▸ **Task objective**
Output the material below in its entirety, exactly as given.
*** Items
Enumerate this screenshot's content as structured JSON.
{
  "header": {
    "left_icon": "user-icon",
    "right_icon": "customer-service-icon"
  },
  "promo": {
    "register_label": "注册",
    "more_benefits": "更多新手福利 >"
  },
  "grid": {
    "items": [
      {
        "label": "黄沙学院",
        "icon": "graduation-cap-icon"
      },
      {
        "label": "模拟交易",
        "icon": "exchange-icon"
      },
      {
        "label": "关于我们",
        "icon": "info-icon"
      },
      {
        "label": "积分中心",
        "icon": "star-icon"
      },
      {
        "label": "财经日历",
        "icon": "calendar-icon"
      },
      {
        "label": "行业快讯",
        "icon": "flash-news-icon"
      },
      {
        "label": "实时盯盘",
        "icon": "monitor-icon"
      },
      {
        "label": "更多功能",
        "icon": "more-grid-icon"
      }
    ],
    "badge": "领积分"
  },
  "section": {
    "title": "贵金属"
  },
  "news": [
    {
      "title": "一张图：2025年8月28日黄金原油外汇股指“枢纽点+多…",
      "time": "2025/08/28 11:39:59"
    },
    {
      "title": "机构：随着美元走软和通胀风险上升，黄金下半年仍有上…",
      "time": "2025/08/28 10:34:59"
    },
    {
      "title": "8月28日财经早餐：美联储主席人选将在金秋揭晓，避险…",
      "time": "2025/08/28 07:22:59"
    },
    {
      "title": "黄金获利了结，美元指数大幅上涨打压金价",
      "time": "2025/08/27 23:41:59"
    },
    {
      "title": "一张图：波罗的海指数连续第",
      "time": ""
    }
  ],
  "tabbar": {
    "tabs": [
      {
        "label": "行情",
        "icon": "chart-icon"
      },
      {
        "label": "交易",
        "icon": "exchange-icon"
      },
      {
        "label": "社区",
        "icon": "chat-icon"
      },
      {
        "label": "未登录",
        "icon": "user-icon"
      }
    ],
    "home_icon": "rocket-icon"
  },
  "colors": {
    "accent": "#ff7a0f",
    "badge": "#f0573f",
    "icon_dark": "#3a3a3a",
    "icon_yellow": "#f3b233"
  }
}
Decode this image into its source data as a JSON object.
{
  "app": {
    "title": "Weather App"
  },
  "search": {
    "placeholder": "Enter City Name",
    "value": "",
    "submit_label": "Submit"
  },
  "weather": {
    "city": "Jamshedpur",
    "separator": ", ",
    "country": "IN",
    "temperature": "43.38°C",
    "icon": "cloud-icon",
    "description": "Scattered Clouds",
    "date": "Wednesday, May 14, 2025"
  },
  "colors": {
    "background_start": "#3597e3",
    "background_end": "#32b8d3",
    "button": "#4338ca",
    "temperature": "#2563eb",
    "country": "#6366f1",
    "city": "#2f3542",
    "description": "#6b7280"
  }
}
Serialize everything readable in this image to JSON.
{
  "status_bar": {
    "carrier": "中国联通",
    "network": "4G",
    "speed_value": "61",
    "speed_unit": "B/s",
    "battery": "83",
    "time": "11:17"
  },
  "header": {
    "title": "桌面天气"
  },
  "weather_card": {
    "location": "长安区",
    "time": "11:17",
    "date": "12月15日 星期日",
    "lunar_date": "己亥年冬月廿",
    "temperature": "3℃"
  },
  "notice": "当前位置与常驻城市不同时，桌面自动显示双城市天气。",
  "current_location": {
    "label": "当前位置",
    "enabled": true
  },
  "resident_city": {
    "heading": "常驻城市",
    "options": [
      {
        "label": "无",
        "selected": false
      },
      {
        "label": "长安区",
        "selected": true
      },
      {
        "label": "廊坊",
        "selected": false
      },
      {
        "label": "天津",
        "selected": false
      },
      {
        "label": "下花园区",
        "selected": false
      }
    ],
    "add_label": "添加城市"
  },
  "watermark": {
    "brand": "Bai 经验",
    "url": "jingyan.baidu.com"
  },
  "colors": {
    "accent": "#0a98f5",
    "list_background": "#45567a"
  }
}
******
▸ **Answer for the task**
Enumerate this screenshot's content as structured JSON.
{
  "header": {
    "left_icon": "user-icon",
    "right_icon": "customer-service-icon"
  },
  "promo": {
    "register_label": "注册",
    "more_benefits": "更多新手福利 >"
  },
  "grid": {
    "items": [
      {
        "label": "黄沙学院",
        "icon": "graduation-cap-icon"
      },
      {
        "label": "模拟交易",
        "icon": "exchange-icon"
      },
      {
        "label": "关于我们",
        "icon": "info-icon"
      },
      {
        "label": "积分中心",
        "icon": "star-icon"
      },
      {
        "label": "财经日历",
        "icon": "calendar-icon"
      },
      {
        "label": "行业快讯",
        "icon": "flash-news-icon"
      },
      {
        "label": "实时盯盘",
        "icon": "monitor-icon"
      },
      {
        "label": "更多功能",
        "icon": "more-grid-icon"
      }
    ],
    "badge": "领积分"
  },
  "section": {
    "title": "贵金属"
  },
  "news": [
    {
      "title": "一张图：2025年8月28日黄金原油外汇股指“枢纽点+多…",
      "time": "2025/08/28 11:39:59"
    },
    {
      "title": "机构：随着美元走软和通胀风险上升，黄金下半年仍有上…",
      "time": "2025/08/28 10:34:59"
    },
    {
      "title": "8月28日财经早餐：美联储主席人选将在金秋揭晓，避险…",
      "time": "2025/08/28 07:22:59"
    },
    {
      "title": "黄金获利了结，美元指数大幅上涨打压金价",
      "time": "2025/08/27 23:41:59"
    },
    {
      "title": "一张图：波罗的海指数连续第",
      "time": ""
    }
  ],
  "tabbar": {
    "tabs": [
      {
        "label": "行情",
        "icon": "chart-icon"
      },
      {
        "label": "交易",
        "icon": "exchange-icon"
      },
      {
        "label": "社区",
        "icon": "chat-icon"
      },
      {
        "label": "未登录",
        "icon": "user-icon"
      }
    ],
    "home_icon": "rocket-icon"
  },
  "colors": {
    "accent": "#ff7a0f",
    "badge": "#f0573f",
    "icon_dark": "#3a3a3a",
    "icon_yellow": "#f3b233"
  }
}
Decode this image into its source data as a JSON object.
{
  "app": {
    "title": "Weather App"
  },
  "search": {
    "placeholder": "Enter City Name",
    "value": "",
    "submit_label": "Submit"
  },
  "weather": {
    "city": "Jamshedpur",
    "separator": ", ",
    "country": "IN",
    "temperature": "43.38°C",
    "icon": "cloud-icon",
    "description": "Scattered Clouds",
    "date": "Wednesday, May 14, 2025"
  },
  "colors": {
    "background_start": "#3597e3",
    "background_end": "#32b8d3",
    "button": "#4338ca",
    "temperature": "#2563eb",
    "country": "#6366f1",
    "city": "#2f3542",
    "description": "#6b7280"
  }
}
Serialize everything readable in this image to JSON.
{
  "status_bar": {
    "carrier": "中国联通",
    "network": "4G",
    "speed_value": "61",
    "speed_unit": "B/s",
    "battery": "83",
    "time": "11:17"
  },
  "header": {
    "title": "桌面天气"
  },
  "weather_card": {
    "location": "长安区",
    "time": "11:17",
    "date": "12月15日 星期日",
    "lunar_date": "己亥年冬月廿",
    "temperature": "3℃"
  },
  "notice": "当前位置与常驻城市不同时，桌面自动显示双城市天气。",
  "current_location": {
    "label": "当前位置",
    "enabled": true
  },
  "resident_city": {
    "heading": "常驻城市",
    "options": [
      {
        "label": "无",
        "selected": false
      },
      {
        "label": "长安区",
        "selected": true
      },
      {
        "label": "廊坊",
        "selected": false
      },
      {
        "label": "天津",
        "selected": false
      },
      {
        "label": "下花园区",
        "selected": false
      }
    ],
    "add_label": "添加城市"
  },
  "watermark": {
    "brand": "Bai 经验",
    "url": "jingyan.baidu.com"
  },
  "colors": {
    "accent": "#0a98f5",
    "list_background": "#45567a"
  }
}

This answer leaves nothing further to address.